Excerpt from a data file
[START]
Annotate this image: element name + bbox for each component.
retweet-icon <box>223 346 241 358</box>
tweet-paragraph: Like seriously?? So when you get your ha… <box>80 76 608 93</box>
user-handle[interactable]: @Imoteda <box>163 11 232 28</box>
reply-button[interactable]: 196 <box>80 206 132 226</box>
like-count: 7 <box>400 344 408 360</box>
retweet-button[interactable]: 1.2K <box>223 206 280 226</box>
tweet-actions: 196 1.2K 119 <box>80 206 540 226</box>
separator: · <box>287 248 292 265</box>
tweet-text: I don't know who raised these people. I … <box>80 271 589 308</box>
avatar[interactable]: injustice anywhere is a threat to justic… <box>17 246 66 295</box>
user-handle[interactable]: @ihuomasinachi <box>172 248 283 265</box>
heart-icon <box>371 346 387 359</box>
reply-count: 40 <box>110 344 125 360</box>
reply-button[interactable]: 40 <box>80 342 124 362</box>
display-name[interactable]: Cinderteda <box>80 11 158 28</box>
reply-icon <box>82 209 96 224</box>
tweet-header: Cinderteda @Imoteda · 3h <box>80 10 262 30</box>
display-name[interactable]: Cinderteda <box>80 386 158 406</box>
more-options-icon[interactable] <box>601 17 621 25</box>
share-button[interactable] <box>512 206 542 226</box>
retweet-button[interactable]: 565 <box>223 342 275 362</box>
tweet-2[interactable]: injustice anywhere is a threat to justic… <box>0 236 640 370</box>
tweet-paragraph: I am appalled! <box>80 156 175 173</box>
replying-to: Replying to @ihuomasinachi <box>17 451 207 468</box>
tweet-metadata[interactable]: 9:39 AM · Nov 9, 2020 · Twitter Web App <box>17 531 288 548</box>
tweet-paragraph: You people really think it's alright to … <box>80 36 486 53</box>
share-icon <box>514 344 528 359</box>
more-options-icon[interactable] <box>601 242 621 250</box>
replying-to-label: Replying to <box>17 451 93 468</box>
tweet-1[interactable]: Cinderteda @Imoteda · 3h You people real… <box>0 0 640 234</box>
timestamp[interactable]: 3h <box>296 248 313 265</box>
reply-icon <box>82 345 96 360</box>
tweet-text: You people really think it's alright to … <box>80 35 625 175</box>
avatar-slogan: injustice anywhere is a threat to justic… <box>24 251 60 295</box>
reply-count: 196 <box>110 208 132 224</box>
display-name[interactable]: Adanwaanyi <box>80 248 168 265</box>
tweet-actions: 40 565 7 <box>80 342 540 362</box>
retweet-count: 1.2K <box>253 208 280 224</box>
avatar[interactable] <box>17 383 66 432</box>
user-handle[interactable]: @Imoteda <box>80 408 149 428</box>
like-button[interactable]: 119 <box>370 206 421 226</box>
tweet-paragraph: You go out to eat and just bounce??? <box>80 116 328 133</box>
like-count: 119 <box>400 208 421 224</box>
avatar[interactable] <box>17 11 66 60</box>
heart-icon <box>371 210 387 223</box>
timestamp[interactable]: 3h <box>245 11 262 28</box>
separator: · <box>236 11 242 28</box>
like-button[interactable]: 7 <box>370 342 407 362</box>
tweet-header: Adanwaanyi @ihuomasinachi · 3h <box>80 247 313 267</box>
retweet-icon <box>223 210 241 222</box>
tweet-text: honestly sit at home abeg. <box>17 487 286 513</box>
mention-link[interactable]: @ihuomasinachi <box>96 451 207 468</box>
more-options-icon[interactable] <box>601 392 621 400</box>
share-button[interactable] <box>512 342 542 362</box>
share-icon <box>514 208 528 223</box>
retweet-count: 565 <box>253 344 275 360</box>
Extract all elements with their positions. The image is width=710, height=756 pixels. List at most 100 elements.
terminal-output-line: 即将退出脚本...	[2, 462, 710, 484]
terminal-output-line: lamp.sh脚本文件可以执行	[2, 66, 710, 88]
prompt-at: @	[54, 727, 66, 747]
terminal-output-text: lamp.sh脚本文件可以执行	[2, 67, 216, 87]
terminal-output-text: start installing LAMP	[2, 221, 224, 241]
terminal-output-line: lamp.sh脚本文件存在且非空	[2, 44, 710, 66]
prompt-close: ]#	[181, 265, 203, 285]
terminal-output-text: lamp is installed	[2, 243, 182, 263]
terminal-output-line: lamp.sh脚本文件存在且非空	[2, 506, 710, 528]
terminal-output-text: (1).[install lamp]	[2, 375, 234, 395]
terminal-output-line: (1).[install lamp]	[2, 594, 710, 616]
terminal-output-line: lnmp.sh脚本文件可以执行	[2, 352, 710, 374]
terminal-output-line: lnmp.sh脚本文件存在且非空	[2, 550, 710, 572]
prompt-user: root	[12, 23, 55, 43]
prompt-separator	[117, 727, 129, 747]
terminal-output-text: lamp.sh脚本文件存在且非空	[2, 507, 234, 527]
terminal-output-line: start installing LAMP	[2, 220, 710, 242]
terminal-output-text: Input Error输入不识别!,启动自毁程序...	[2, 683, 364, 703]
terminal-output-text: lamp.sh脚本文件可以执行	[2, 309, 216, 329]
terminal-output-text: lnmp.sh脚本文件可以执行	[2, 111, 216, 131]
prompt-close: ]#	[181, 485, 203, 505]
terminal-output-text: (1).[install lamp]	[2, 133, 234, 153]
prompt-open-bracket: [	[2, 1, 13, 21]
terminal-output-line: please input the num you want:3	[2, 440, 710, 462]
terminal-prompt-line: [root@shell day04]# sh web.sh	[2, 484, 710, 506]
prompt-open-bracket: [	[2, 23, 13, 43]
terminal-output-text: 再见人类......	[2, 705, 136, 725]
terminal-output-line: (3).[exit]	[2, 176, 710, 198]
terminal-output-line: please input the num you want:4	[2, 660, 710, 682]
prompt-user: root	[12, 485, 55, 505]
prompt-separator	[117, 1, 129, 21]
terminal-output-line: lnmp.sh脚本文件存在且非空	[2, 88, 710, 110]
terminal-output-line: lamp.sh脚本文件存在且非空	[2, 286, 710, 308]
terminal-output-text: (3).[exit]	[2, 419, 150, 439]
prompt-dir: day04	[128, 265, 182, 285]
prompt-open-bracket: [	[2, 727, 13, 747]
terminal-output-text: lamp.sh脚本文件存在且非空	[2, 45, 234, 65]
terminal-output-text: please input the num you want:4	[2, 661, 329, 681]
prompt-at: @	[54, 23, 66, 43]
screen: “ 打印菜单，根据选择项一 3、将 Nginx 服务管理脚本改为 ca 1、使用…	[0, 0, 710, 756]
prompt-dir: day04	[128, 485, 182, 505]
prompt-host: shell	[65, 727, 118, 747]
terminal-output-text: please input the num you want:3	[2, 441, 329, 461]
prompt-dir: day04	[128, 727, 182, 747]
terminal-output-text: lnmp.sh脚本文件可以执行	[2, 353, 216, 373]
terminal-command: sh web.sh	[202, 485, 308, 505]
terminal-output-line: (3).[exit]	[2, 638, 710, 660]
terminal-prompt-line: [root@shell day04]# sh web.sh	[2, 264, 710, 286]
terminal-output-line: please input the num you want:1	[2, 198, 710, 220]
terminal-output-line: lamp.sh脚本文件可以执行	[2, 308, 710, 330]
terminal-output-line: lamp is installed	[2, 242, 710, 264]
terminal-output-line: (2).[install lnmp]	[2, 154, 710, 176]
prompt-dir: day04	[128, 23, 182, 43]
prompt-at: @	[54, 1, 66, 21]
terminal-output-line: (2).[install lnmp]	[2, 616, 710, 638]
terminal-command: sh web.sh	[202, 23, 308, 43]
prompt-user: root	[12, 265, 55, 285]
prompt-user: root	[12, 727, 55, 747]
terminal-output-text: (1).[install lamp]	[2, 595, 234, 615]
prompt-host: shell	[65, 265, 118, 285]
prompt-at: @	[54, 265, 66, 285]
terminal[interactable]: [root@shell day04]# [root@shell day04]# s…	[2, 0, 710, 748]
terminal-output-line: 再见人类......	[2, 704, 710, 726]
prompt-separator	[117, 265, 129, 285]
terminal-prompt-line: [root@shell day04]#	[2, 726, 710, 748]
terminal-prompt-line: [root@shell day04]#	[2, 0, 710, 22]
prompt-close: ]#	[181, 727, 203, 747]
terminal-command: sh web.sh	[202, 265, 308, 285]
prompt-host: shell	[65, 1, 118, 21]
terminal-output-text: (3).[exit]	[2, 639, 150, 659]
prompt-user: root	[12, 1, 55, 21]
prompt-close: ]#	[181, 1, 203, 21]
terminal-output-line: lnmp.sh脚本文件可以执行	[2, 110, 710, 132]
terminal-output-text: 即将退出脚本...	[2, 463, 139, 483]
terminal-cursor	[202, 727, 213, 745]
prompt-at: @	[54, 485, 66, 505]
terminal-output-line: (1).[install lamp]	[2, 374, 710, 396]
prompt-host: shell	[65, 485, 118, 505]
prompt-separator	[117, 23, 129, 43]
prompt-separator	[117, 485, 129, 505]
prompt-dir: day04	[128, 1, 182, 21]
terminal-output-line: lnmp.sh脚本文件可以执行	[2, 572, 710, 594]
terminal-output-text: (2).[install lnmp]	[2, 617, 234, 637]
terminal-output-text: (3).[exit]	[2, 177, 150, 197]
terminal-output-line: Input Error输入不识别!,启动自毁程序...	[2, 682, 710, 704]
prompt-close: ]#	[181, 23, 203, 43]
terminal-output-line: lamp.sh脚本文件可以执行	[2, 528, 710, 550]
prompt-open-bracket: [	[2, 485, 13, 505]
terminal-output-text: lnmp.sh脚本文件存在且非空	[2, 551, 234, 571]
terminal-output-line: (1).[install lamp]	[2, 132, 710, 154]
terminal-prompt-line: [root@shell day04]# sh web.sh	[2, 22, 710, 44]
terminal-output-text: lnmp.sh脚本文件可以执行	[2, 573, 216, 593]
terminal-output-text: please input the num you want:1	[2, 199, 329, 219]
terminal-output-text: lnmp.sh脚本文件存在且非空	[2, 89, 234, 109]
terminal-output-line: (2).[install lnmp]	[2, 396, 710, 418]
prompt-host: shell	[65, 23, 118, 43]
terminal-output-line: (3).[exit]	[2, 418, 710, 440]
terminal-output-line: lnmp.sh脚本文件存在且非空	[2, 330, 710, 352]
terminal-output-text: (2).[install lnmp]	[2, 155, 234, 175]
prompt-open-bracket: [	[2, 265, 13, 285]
[END]
**Exercise prompt**
Copy out everything from the first line down to the line containing "like-count: 7 <box>400 344 408 360</box>", including both of those lines.

**Solution to this task**
Annotate this image: element name + bbox for each component.
retweet-icon <box>223 346 241 358</box>
tweet-paragraph: Like seriously?? So when you get your ha… <box>80 76 608 93</box>
user-handle[interactable]: @Imoteda <box>163 11 232 28</box>
reply-button[interactable]: 196 <box>80 206 132 226</box>
like-count: 7 <box>400 344 408 360</box>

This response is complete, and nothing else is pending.